- [YOUR GOAL]: Check the listing below for lines with the word "Landkreis" and say how many there are, with nothing but the number.

- [PROVIDED DATA]:
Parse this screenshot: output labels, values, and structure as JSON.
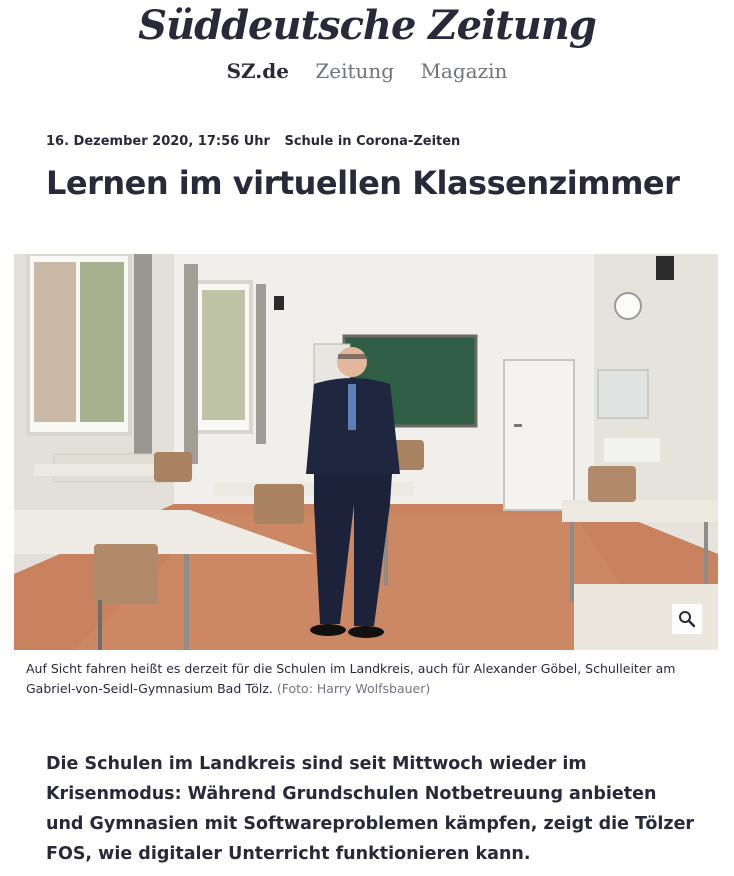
{
  "header": {
    "logo": "Süddeutsche Zeitung",
    "nav": [
      {
        "label": "SZ.de",
        "active": true
      },
      {
        "label": "Zeitung",
        "active": false
      },
      {
        "label": "Magazin",
        "active": false
      }
    ]
  },
  "article": {
    "date": "16. Dezember 2020, 17:56 Uhr",
    "topic": "Schule in Corona-Zeiten",
    "title": "Lernen im virtuellen Klassenzimmer",
    "image": {
      "zoom_icon": "magnifier-icon"
    },
    "caption": "Auf Sicht fahren heißt es derzeit für die Schulen im Landkreis, auch für Alexander Göbel, Schulleiter am Gabriel-von-Seidl-Gymnasium Bad Tölz.",
    "credit": "(Foto: Harry Wolfsbauer)",
    "lead": "Die Schulen im Landkreis sind seit Mittwoch wieder im Krisenmodus: Während Grundschulen Notbetreuung anbieten und Gymnasien mit Softwareproblemen kämpfen, zeigt die Tölzer FOS, wie digitaler Unterricht funktionieren kann."
  },
  "colors": {
    "text": "#29293a",
    "muted": "#71737f",
    "floor": "#c8825f",
    "board": "#2f5d45"
  }
}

- [SOLUTION FOR THIS EXERCISE]: 2